# [What you should do]
Copy the records word for word, from the very start down to the line containing "like-button[interactable]: ♥ <box>722", including that line.

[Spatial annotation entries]
──────────

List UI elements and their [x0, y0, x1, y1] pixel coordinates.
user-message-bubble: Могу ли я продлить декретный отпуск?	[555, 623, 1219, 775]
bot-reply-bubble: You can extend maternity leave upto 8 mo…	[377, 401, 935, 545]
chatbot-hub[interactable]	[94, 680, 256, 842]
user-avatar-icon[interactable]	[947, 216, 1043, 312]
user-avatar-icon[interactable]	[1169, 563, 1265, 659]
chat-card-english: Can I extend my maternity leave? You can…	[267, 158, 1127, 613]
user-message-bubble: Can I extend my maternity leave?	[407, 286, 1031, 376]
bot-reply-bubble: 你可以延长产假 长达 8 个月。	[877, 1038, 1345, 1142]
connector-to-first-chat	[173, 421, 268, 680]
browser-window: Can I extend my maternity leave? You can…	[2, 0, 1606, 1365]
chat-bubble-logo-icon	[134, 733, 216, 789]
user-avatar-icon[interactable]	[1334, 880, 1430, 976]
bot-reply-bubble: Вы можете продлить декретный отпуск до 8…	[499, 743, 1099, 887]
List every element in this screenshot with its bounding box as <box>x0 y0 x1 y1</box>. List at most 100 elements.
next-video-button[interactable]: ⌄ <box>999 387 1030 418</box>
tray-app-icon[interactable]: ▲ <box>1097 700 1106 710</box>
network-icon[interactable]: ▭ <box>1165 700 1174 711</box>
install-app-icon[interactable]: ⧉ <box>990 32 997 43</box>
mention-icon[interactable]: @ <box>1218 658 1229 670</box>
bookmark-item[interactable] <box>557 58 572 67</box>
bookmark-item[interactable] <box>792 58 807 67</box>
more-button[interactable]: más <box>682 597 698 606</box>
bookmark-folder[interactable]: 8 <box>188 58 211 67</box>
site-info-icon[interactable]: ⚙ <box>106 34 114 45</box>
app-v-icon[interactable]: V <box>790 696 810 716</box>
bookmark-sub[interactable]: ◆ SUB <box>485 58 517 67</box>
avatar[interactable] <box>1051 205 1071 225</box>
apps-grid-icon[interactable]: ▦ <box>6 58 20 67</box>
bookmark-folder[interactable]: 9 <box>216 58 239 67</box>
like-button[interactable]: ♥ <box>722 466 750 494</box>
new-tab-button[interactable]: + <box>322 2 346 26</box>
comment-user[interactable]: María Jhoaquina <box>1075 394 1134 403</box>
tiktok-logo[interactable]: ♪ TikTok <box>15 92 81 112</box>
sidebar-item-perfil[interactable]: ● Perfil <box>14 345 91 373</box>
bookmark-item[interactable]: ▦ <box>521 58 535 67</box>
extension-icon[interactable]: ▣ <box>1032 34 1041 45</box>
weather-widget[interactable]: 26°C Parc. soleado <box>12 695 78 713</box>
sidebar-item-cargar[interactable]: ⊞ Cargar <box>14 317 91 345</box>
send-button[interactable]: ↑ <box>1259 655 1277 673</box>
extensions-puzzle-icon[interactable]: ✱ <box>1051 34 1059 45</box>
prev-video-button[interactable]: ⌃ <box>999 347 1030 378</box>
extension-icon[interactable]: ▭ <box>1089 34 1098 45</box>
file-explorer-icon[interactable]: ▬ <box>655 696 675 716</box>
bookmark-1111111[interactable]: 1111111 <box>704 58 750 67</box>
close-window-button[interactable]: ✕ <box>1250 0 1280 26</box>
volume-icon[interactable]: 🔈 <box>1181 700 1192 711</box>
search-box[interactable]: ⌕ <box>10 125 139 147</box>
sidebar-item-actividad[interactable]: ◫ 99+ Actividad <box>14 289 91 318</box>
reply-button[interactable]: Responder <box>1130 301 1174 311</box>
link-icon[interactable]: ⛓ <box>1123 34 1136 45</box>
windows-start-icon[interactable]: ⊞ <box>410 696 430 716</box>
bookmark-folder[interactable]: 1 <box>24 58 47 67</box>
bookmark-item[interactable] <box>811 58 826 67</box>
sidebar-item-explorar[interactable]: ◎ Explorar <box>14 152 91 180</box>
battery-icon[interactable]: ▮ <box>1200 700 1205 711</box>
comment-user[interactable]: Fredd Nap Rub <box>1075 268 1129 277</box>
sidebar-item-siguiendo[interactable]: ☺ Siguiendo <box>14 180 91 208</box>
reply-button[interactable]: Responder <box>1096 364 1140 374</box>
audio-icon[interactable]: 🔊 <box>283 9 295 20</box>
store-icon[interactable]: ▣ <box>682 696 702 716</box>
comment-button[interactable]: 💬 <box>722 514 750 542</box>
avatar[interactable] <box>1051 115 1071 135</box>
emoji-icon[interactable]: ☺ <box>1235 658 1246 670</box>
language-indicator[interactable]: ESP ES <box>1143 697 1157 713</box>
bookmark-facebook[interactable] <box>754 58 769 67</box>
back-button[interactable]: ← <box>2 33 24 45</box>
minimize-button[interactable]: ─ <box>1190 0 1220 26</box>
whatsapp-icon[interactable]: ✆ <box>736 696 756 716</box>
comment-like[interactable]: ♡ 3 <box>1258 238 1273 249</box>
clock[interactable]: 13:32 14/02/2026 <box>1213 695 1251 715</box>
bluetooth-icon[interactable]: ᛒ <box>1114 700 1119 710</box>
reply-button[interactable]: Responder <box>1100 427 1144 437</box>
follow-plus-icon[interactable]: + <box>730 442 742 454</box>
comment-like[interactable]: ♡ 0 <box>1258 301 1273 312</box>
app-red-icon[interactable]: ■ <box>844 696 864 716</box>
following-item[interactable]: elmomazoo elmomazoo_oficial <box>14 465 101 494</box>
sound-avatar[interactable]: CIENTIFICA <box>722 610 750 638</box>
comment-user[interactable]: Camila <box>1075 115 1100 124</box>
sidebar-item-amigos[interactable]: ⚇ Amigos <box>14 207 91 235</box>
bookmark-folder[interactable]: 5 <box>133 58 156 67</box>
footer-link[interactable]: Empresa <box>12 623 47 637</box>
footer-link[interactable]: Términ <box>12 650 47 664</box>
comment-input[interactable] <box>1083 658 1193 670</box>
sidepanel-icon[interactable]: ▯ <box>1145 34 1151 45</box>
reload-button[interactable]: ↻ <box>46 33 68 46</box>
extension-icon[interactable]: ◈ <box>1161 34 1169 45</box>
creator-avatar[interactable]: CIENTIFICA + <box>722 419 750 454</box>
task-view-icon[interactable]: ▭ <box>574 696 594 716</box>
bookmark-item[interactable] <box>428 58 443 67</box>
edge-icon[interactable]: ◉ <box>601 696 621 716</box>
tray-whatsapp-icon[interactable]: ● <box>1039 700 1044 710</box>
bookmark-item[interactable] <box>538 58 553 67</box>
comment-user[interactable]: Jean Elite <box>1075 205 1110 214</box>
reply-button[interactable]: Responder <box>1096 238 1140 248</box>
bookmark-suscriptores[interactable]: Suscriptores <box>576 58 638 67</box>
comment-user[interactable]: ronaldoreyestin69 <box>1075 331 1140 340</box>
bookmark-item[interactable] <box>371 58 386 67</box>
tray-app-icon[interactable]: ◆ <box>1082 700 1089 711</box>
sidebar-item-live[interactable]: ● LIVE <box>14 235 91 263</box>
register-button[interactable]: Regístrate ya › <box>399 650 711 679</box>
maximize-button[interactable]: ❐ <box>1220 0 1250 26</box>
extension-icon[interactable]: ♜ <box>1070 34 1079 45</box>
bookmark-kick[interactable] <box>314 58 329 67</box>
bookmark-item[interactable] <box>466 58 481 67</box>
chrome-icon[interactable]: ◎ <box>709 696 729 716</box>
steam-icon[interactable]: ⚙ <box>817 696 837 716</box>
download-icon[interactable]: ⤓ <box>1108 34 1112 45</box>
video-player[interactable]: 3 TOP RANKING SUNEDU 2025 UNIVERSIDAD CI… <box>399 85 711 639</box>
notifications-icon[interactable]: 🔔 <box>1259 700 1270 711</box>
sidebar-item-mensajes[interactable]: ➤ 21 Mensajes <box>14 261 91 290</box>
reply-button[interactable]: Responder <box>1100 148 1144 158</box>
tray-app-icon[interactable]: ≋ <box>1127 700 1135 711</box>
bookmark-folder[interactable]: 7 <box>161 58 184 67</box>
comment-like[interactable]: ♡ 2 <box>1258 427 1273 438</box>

──────────

# [Full output]
List UI elements and their [x0, y0, x1, y1] pixel coordinates.
user-message-bubble: Могу ли я продлить декретный отпуск?	[555, 623, 1219, 775]
bot-reply-bubble: You can extend maternity leave upto 8 mo…	[377, 401, 935, 545]
chatbot-hub[interactable]	[94, 680, 256, 842]
user-avatar-icon[interactable]	[947, 216, 1043, 312]
user-avatar-icon[interactable]	[1169, 563, 1265, 659]
chat-card-english: Can I extend my maternity leave? You can…	[267, 158, 1127, 613]
user-message-bubble: Can I extend my maternity leave?	[407, 286, 1031, 376]
bot-reply-bubble: 你可以延长产假 长达 8 个月。	[877, 1038, 1345, 1142]
connector-to-first-chat	[173, 421, 268, 680]
browser-window: Can I extend my maternity leave? You can…	[2, 0, 1606, 1365]
chat-bubble-logo-icon	[134, 733, 216, 789]
user-avatar-icon[interactable]	[1334, 880, 1430, 976]
bot-reply-bubble: Вы можете продлить декретный отпуск до 8…	[499, 743, 1099, 887]
List every element in this screenshot with its bounding box as <box>x0 y0 x1 y1</box>. List at most 100 elements.
next-video-button[interactable]: ⌄ <box>999 387 1030 418</box>
tray-app-icon[interactable]: ▲ <box>1097 700 1106 710</box>
network-icon[interactable]: ▭ <box>1165 700 1174 711</box>
install-app-icon[interactable]: ⧉ <box>990 32 997 43</box>
mention-icon[interactable]: @ <box>1218 658 1229 670</box>
bookmark-item[interactable] <box>557 58 572 67</box>
bookmark-item[interactable] <box>792 58 807 67</box>
more-button[interactable]: más <box>682 597 698 606</box>
bookmark-folder[interactable]: 8 <box>188 58 211 67</box>
site-info-icon[interactable]: ⚙ <box>106 34 114 45</box>
app-v-icon[interactable]: V <box>790 696 810 716</box>
bookmark-sub[interactable]: ◆ SUB <box>485 58 517 67</box>
avatar[interactable] <box>1051 205 1071 225</box>
apps-grid-icon[interactable]: ▦ <box>6 58 20 67</box>
bookmark-folder[interactable]: 9 <box>216 58 239 67</box>
like-button[interactable]: ♥ <box>722 466 750 494</box>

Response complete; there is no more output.